_What needs to be done:_ Copy, from the entries below, each line where the word "支出总计" can be found.

_Recorded information:_

★ ★ ★

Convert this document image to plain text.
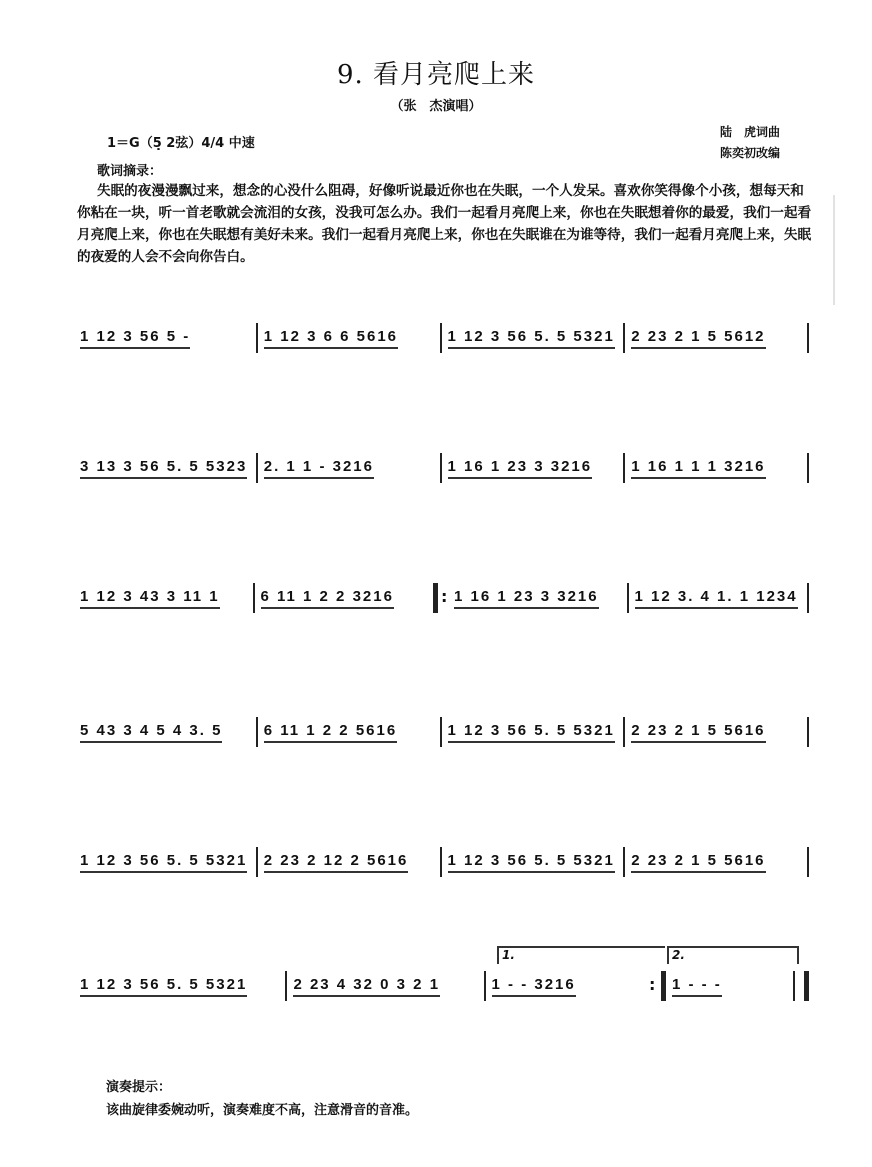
9. 看月亮爬上来
（张　杰演唱）
1＝G（5̣ 2弦）4/4 中速
陆　虎词曲
陈奕初改编
歌词摘录：
失眠的夜漫漫飘过来，想念的心没什么阻碍，好像听说最近你也在失眠，一个人发呆。喜欢你笑得像个小孩，想每天和你粘在一块，听一首老歌就会流泪的女孩，没我可怎么办。我们一起看月亮爬上来，你也在失眠想着你的最爱，我们一起看月亮爬上来，你也在失眠想有美好未来。我们一起看月亮爬上来，你也在失眠谁在为谁等待，我们一起看月亮爬上来，失眠的夜爱的人会不会向你告白。
1 12 3 56 5 -	1 12 3 6 6 5616	1 12 3 56 5. 5 5321 2 23 2 1 5 5612
3 13 3 56 5. 5 5323 2. 1 1 - 3216	1 16 1 23 3 3216	1 16 1 1 1 3216
1 12 3 43 3 11 1	6 11 1 2 2 3216 :	1 16 1 23 3 3216 1 12 3. 4 1. 1 1234
5 43 3 4 5 4 3. 5	6 11 1 2 2 5616	1 12 3 56 5. 5 5321 2 23 2 1 5 5616
1 12 3 56 5. 5 5321 2 23 2 12 2 5616	1 12 3 56 5. 5 5321 2 23 2 1 5 5616
1.	2.
1 12 3 56 5. 5 5321	2 23 4 32 0 3 2 1	1 - - 3216 :	1 - - -
演奏提示：
该曲旋律委婉动听，演奏难度不高，注意滑音的音准。
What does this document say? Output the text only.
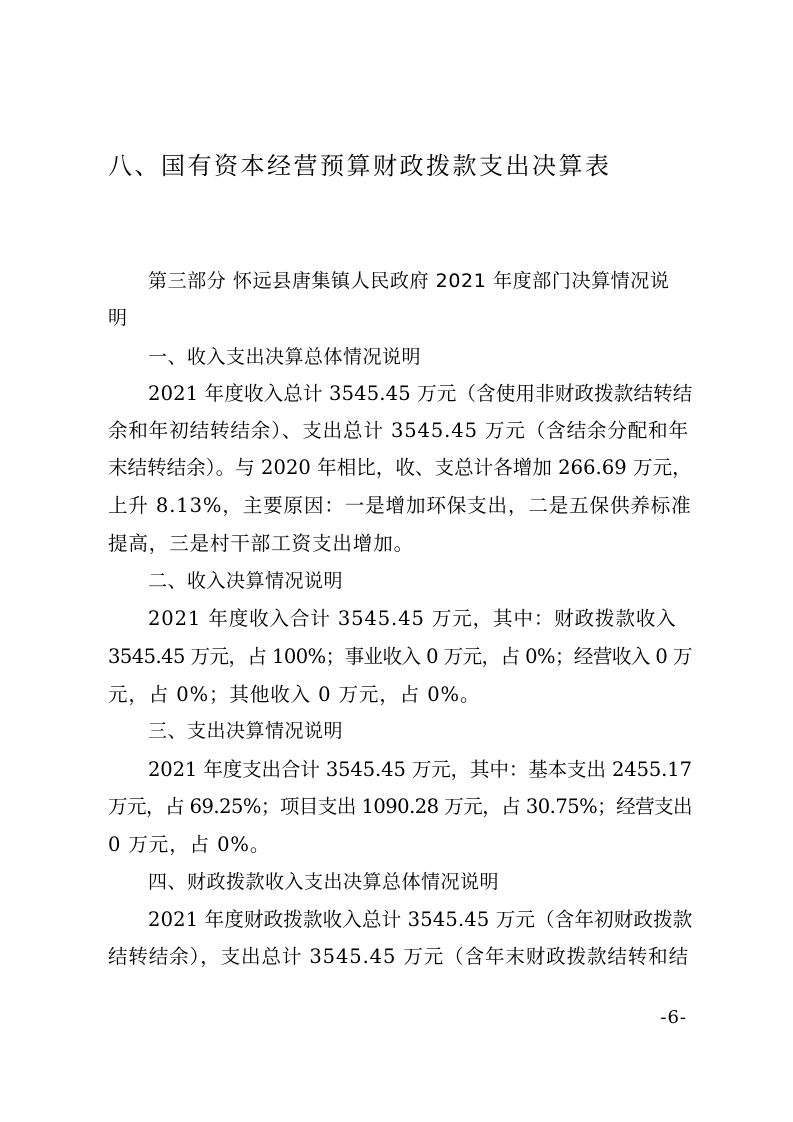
八、国有资本经营预算财政拨款支出决算表
第三部分 怀远县唐集镇人民政府 2021 年度部门决算情况说
明
一、收入支出决算总体情况说明
2021 年度收入总计 3545.45 万元（含使用非财政拨款结转结
余和年初结转结余）、支出总计 3545.45 万元（含结余分配和年
末结转结余）。与 2020 年相比，收、支总计各增加 266.69 万元，
上升 8.13%，主要原因：一是增加环保支出，二是五保供养标准
提高，三是村干部工资支出增加。
二、收入决算情况说明
2021 年度收入合计 3545.45 万元，其中：财政拨款收入
3545.45 万元，占 100%；事业收入 0 万元，占 0%；经营收入 0 万
元，占 0%；其他收入 0 万元，占 0%。
三、支出决算情况说明
2021 年度支出合计 3545.45 万元，其中：基本支出 2455.17
万元，占 69.25%；项目支出 1090.28 万元，占 30.75%；经营支出
0 万元，占 0%。
四、财政拨款收入支出决算总体情况说明
2021 年度财政拨款收入总计 3545.45 万元（含年初财政拨款
结转结余），支出总计 3545.45 万元（含年末财政拨款结转和结
-6-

★ ★ ★

_Exercise output:_
余和年初结转结余）、支出总计 3545.45 万元（含结余分配和年
结转结余），支出总计 3545.45 万元（含年末财政拨款结转和结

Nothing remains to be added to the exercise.